*Problem description*. How many lines of the records hold the string "Bitcoin"? Reply with the number alone.

*Material provided*.

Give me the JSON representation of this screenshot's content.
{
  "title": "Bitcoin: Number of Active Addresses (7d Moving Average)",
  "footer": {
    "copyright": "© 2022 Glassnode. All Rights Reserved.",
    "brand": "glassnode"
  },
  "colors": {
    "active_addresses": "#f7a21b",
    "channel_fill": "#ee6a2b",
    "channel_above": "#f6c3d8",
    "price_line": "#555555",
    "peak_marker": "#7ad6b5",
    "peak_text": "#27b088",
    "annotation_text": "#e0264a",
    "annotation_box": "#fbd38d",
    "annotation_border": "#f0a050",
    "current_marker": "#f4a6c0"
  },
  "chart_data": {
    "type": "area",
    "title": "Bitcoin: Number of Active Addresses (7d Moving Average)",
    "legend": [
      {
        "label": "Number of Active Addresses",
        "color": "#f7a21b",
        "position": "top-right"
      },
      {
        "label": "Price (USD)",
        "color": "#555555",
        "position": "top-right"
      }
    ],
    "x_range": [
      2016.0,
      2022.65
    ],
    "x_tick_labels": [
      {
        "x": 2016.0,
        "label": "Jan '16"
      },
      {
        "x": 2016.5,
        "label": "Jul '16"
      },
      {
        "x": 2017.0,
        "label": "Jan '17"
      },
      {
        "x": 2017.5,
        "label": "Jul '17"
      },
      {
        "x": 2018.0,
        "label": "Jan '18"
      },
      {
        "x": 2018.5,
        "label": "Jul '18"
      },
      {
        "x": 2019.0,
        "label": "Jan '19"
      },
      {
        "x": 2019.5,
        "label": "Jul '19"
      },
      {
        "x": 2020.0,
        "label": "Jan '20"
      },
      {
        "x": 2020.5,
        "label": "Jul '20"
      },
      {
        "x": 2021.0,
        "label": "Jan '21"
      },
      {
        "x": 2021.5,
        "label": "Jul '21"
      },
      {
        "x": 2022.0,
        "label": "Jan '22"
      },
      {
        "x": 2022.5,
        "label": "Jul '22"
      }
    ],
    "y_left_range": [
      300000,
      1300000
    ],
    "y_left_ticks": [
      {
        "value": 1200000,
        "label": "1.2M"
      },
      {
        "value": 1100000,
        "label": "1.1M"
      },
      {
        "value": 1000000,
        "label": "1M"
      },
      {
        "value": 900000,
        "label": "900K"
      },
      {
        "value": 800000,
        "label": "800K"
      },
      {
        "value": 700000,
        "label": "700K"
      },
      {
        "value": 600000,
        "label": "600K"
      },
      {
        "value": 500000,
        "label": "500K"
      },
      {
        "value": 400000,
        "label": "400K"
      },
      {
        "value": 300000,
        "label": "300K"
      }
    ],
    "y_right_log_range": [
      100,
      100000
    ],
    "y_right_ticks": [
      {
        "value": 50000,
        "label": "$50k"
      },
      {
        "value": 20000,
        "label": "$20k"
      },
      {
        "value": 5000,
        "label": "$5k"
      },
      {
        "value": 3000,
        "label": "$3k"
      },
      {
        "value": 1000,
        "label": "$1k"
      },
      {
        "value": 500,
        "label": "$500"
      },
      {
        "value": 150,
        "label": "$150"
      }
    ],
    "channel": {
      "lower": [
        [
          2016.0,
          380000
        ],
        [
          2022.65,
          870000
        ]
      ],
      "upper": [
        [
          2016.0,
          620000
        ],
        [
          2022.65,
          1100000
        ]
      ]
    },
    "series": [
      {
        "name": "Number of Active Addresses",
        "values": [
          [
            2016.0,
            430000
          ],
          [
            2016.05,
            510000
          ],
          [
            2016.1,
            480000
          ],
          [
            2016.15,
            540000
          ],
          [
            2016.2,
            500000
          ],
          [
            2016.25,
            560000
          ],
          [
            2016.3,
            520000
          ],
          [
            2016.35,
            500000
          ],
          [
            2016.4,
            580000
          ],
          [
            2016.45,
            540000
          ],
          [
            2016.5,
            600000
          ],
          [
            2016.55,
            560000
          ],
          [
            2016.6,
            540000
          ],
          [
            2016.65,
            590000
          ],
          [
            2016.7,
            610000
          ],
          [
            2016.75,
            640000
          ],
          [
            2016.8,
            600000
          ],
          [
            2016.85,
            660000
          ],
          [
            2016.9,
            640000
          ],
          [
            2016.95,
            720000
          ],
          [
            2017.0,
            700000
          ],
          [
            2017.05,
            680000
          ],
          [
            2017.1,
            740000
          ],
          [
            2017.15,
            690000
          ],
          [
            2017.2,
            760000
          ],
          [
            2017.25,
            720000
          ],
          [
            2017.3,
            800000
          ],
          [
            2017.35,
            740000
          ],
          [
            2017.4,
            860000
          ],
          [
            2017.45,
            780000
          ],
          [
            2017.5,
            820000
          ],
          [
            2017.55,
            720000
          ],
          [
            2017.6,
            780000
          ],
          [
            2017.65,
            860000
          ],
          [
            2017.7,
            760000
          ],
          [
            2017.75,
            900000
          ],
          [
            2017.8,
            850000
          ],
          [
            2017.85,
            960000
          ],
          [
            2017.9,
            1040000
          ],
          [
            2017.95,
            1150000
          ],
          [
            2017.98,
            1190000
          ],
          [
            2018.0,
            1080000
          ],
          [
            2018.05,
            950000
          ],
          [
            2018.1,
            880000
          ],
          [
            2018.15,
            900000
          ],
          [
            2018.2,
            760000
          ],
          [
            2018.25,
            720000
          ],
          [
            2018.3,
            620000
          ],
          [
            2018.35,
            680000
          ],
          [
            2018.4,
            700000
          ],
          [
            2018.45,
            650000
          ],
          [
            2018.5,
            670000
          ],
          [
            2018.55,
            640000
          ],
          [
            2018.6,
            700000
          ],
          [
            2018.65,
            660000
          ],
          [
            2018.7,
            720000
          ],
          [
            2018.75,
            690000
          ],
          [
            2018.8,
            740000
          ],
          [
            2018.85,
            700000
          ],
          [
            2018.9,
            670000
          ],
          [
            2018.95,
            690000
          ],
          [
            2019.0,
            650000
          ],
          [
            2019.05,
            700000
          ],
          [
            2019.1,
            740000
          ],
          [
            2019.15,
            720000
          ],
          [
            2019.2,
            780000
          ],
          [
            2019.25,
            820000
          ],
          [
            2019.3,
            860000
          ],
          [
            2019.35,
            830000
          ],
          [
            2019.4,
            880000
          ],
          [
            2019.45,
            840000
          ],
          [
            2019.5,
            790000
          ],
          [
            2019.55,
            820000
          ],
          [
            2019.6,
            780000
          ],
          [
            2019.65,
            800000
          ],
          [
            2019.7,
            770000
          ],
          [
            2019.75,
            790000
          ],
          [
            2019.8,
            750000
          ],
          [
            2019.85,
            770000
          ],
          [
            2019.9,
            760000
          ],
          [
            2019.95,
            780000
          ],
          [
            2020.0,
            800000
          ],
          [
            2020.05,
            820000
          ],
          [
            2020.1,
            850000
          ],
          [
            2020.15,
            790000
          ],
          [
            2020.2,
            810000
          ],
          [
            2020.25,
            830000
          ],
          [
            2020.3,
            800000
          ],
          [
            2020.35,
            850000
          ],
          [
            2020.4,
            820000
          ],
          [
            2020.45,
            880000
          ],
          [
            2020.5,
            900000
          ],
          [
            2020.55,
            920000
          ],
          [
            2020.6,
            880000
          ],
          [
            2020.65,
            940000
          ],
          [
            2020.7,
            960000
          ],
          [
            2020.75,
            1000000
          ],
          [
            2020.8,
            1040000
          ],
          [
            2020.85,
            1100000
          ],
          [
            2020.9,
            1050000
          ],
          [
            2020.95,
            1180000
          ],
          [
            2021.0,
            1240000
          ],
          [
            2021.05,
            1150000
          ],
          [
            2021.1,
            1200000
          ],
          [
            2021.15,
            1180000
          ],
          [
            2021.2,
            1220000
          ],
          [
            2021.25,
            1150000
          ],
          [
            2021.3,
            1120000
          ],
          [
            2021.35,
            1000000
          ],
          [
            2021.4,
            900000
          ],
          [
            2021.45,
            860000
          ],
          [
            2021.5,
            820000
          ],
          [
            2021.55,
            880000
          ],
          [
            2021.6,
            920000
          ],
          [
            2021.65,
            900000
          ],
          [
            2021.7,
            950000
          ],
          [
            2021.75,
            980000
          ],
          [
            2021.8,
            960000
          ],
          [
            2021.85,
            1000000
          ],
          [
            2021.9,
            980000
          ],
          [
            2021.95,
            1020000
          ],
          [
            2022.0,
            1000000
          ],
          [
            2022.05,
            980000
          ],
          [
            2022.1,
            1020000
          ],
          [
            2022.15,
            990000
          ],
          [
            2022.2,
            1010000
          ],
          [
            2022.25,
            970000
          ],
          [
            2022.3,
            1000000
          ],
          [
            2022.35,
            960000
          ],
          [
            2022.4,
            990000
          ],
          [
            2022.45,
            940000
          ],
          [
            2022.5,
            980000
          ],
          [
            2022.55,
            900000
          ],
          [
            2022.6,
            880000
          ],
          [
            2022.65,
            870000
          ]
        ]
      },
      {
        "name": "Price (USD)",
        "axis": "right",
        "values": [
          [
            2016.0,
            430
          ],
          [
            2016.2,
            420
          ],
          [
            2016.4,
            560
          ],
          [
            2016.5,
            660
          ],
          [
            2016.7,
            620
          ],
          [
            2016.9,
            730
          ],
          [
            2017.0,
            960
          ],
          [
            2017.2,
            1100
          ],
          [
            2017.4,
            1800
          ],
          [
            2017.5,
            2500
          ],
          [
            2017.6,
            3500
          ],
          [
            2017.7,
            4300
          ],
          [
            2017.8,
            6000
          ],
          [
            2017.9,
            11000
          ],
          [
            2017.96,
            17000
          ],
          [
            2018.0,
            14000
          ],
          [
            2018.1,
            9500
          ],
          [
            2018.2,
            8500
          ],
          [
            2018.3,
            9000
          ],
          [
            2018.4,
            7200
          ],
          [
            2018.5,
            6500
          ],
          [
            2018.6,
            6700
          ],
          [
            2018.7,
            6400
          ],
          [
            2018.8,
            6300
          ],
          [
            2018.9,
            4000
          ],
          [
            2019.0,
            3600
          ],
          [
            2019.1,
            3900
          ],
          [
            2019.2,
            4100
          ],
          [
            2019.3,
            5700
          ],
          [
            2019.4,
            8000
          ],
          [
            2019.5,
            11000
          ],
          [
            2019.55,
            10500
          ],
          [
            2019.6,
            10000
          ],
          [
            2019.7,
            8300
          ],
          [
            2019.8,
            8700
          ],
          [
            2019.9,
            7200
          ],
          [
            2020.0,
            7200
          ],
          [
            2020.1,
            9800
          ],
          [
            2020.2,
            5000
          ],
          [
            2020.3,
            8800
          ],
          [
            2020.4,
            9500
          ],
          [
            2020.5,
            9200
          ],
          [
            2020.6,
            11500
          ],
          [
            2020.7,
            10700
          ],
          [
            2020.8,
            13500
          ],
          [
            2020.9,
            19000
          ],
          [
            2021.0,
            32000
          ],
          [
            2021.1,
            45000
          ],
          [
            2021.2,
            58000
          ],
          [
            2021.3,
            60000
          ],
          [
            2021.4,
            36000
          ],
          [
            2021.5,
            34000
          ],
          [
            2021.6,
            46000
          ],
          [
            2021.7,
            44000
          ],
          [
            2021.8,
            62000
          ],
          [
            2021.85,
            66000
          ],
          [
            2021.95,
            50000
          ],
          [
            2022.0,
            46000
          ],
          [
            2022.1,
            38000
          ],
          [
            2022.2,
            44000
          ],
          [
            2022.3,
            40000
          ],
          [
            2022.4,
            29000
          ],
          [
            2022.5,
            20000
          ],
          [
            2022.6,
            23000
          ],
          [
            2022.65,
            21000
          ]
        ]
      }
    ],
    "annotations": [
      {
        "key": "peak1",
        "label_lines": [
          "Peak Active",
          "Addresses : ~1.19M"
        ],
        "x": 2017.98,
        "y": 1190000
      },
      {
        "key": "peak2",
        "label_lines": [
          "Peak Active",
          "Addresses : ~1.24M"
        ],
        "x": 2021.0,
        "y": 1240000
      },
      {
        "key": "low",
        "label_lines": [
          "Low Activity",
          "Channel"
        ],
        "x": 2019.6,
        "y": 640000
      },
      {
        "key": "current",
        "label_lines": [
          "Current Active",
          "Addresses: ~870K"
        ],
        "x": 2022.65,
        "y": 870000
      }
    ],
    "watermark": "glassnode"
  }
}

*Right answer*. 2